Records contained in a dataset
= = = =

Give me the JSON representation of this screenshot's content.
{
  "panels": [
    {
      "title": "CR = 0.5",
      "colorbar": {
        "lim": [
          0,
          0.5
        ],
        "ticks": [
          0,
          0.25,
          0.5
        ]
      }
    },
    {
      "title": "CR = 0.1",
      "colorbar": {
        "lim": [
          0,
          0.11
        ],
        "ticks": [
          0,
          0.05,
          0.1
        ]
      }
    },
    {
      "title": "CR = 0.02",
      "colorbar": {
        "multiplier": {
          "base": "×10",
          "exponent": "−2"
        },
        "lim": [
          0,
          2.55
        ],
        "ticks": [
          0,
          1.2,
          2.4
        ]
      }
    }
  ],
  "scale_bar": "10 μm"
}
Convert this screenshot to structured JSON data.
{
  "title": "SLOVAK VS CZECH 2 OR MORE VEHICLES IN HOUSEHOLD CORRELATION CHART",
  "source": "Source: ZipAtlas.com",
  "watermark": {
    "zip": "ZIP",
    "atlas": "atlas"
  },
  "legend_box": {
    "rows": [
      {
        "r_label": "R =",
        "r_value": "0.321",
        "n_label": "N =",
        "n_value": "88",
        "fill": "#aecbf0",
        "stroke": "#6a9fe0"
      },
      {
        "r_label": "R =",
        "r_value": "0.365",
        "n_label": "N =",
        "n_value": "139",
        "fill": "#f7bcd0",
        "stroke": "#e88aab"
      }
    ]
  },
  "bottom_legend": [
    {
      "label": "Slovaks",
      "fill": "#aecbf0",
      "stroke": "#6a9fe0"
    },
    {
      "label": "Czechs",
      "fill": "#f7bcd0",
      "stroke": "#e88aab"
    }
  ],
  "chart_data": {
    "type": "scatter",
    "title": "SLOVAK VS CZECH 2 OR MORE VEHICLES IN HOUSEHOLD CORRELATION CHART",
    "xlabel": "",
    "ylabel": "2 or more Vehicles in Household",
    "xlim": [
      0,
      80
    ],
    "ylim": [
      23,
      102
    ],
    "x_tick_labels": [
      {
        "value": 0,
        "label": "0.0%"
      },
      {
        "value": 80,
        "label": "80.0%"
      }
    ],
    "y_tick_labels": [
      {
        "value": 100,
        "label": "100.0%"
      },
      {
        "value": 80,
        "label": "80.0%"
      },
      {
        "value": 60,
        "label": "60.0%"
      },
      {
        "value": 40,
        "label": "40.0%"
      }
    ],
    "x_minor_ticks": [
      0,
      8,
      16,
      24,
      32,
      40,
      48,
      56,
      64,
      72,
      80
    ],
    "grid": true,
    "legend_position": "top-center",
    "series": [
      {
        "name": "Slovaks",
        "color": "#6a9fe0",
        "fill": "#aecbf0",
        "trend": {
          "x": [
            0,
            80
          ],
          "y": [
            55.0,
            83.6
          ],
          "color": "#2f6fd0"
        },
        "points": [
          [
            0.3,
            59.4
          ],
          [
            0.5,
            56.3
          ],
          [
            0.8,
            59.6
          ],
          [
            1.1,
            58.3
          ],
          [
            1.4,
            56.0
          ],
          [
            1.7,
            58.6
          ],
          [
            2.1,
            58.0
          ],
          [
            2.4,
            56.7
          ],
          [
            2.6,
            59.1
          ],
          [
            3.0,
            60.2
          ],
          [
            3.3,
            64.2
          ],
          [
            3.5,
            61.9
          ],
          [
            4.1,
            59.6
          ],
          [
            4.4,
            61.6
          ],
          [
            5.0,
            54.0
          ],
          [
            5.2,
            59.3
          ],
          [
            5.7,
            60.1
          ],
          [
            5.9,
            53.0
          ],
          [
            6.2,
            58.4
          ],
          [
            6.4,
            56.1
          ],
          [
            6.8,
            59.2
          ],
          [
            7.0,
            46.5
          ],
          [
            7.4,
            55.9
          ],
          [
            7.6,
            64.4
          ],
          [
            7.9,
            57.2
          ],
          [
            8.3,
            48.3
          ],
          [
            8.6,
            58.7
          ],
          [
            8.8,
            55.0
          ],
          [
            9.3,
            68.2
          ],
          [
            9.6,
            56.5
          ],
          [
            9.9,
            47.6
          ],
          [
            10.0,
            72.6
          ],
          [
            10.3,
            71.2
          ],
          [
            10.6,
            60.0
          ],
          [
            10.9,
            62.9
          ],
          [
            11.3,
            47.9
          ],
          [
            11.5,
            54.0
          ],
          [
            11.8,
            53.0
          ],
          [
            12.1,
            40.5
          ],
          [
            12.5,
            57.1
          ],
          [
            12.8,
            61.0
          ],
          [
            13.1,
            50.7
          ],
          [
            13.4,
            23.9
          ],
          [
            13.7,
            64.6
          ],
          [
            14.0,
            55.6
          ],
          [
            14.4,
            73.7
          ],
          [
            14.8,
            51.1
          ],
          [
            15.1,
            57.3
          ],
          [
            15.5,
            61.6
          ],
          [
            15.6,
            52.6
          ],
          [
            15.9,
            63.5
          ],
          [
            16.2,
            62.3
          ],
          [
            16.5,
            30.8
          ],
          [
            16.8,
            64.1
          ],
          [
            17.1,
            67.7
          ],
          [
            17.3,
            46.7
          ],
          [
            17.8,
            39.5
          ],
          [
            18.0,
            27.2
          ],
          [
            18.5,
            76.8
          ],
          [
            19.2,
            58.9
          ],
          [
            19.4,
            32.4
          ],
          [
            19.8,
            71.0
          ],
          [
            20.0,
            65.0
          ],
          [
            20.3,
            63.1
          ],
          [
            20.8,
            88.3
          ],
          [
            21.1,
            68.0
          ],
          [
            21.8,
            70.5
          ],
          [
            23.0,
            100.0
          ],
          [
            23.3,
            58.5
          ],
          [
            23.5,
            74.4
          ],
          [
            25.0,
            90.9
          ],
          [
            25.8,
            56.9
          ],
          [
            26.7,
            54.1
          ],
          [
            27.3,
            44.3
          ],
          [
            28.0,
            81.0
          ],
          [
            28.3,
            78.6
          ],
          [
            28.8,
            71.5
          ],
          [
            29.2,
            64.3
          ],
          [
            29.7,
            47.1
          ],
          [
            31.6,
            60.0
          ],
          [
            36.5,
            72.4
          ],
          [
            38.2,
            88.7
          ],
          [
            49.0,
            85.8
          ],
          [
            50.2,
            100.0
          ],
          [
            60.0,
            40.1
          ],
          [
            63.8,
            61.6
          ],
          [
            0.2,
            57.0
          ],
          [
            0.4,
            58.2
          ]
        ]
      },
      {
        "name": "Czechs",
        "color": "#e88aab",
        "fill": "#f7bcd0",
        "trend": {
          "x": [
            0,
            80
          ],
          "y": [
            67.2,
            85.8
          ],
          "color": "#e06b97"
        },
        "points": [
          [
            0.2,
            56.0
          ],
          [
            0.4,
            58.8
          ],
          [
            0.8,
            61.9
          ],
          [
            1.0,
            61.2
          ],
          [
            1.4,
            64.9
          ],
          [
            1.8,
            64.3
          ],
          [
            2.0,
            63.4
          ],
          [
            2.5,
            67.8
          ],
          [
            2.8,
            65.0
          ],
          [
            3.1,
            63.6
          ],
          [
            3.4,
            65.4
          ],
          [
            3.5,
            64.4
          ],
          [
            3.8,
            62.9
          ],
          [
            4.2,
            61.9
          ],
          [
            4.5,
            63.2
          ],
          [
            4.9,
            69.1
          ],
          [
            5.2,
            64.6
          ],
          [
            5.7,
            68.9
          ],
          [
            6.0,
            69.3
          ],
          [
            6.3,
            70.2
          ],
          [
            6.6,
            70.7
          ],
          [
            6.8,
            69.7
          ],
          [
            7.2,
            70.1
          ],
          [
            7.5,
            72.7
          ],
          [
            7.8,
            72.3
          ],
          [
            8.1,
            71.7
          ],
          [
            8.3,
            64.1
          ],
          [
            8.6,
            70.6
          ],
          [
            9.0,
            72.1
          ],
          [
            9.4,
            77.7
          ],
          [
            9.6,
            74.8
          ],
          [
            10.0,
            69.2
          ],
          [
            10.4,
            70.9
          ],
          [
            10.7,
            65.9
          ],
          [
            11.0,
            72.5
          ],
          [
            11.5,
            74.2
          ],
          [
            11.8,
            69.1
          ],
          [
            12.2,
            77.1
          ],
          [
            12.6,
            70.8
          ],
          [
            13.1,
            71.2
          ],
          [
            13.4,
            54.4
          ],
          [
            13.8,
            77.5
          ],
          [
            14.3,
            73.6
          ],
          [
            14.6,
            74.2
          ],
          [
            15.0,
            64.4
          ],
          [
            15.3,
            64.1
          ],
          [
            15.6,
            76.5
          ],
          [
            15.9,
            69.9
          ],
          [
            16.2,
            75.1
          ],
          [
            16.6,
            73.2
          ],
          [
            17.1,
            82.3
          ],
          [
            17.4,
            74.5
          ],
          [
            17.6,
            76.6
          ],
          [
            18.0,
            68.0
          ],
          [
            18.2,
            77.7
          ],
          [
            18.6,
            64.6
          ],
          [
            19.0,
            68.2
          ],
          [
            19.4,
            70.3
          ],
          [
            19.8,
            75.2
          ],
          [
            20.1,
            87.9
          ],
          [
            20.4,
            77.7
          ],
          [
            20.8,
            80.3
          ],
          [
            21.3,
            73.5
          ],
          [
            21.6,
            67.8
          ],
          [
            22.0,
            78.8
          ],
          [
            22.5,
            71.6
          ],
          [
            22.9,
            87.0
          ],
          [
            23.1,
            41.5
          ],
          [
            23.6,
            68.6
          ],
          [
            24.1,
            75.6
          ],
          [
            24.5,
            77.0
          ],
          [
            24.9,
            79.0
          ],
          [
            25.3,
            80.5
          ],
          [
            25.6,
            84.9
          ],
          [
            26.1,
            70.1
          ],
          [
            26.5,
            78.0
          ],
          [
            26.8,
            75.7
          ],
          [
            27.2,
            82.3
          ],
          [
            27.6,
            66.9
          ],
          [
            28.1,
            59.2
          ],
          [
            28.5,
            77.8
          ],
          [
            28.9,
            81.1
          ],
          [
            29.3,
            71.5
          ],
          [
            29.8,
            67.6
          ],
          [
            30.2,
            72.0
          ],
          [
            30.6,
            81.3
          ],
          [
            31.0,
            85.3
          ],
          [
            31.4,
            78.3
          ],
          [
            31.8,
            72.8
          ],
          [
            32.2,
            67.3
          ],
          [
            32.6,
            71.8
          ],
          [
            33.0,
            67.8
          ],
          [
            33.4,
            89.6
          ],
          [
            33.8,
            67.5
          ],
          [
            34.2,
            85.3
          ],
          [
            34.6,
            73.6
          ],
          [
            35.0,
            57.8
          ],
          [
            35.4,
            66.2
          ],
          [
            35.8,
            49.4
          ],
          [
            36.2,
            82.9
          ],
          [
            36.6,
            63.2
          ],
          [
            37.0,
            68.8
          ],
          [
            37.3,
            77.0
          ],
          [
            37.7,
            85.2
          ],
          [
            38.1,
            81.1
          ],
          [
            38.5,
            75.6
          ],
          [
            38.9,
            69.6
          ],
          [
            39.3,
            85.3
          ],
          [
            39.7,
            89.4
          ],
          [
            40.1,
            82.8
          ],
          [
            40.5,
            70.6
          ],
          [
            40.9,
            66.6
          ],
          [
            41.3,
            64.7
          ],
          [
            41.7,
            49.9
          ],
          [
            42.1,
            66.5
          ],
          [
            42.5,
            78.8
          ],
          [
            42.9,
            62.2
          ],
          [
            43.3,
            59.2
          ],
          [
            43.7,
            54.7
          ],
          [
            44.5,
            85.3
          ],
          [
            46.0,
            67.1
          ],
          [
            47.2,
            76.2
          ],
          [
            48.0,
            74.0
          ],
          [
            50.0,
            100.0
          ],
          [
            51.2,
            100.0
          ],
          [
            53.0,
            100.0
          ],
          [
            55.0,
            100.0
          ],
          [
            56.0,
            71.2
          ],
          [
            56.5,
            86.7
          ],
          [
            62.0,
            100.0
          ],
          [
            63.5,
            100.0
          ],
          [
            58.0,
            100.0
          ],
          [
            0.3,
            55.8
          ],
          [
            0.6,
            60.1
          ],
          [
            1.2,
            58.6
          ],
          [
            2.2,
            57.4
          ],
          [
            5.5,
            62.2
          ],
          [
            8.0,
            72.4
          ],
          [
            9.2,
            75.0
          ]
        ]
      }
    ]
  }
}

= = = =

Goal: Which lines contain "JSON"? Copy each of them.

Correct response:
Give me the JSON representation of this screenshot's content.
Convert this screenshot to structured JSON data.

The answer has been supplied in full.